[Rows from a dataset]
____________

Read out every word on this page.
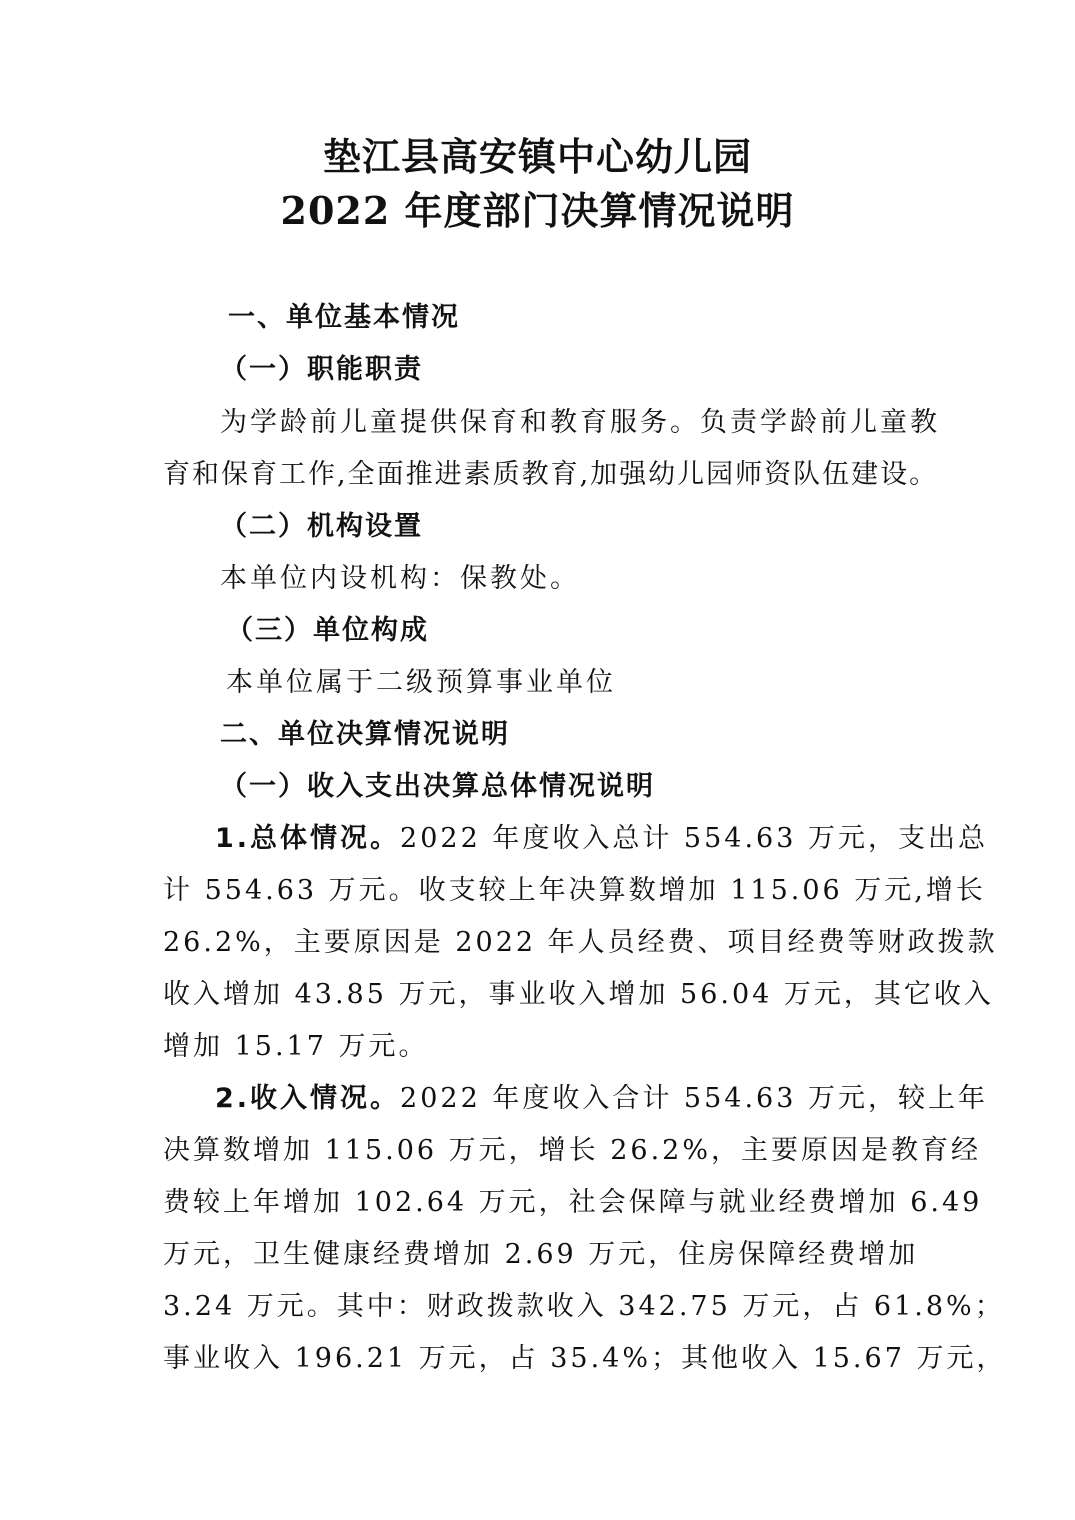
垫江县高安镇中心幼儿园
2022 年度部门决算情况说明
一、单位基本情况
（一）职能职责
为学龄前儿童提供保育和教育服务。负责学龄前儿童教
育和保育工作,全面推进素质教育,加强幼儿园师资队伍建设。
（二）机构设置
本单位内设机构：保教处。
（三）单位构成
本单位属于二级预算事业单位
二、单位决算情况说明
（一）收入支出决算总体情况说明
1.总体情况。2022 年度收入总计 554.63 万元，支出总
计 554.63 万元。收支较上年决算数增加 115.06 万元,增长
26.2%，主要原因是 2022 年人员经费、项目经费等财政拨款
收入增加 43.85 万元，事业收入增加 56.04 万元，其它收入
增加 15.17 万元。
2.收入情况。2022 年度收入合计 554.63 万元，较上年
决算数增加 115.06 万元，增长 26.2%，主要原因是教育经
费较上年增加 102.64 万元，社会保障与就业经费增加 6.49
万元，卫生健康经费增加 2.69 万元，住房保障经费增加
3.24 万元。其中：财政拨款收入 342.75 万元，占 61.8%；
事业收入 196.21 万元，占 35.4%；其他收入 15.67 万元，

____________

* **TASK BRIEF**:
Using the records above, output their complete text exactly, minus any images.

* **TASK SOLUTION**:
Read out every word on this page.
垫江县高安镇中心幼儿园
2022 年度部门决算情况说明
一、单位基本情况
（一）职能职责
为学龄前儿童提供保育和教育服务。负责学龄前儿童教
育和保育工作,全面推进素质教育,加强幼儿园师资队伍建设。
（二）机构设置
本单位内设机构：保教处。
（三）单位构成
本单位属于二级预算事业单位
二、单位决算情况说明
（一）收入支出决算总体情况说明
1.总体情况。2022 年度收入总计 554.63 万元，支出总
计 554.63 万元。收支较上年决算数增加 115.06 万元,增长
26.2%，主要原因是 2022 年人员经费、项目经费等财政拨款
收入增加 43.85 万元，事业收入增加 56.04 万元，其它收入
增加 15.17 万元。
2.收入情况。2022 年度收入合计 554.63 万元，较上年
决算数增加 115.06 万元，增长 26.2%，主要原因是教育经
费较上年增加 102.64 万元，社会保障与就业经费增加 6.49
万元，卫生健康经费增加 2.69 万元，住房保障经费增加
3.24 万元。其中：财政拨款收入 342.75 万元，占 61.8%；
事业收入 196.21 万元，占 35.4%；其他收入 15.67 万元，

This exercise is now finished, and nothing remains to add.